** start ENTRIES SHOWN **
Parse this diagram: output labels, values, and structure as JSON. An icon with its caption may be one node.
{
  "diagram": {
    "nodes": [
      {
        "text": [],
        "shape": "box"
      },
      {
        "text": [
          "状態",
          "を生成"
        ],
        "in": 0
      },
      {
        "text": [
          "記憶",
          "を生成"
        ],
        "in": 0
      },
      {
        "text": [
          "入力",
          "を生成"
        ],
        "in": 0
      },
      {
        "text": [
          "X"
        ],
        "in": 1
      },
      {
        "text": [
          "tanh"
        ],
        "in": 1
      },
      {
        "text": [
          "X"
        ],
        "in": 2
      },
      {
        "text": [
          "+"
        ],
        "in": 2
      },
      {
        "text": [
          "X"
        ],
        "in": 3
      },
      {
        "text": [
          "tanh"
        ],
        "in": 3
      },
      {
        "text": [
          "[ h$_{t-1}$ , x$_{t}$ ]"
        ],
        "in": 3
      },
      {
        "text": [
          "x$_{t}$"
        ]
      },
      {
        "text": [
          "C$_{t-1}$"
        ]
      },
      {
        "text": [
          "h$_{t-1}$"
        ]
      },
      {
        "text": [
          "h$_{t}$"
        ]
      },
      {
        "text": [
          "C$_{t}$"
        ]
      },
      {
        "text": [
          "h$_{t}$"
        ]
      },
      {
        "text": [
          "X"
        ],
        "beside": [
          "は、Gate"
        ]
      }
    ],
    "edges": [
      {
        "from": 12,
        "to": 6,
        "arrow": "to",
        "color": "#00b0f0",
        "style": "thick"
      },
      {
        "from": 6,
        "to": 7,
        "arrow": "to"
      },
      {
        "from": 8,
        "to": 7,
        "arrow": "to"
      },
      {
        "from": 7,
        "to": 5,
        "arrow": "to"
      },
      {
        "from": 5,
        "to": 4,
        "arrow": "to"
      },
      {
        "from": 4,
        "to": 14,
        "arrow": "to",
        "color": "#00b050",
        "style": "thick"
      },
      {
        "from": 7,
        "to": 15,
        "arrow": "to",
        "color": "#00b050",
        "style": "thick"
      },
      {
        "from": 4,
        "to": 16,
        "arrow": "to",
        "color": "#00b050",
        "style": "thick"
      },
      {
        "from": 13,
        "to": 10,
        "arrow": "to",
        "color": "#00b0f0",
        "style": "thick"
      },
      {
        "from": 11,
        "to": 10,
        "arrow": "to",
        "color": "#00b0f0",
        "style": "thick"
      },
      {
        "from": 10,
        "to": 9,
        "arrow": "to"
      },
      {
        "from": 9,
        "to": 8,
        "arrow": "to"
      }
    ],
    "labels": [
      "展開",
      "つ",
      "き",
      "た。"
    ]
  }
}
** end ENTRIES SHOWN **
• [SHORT TASK]
Report only how many lines of the listing hold the word "diagram".

• [FULL SOLUTION]
2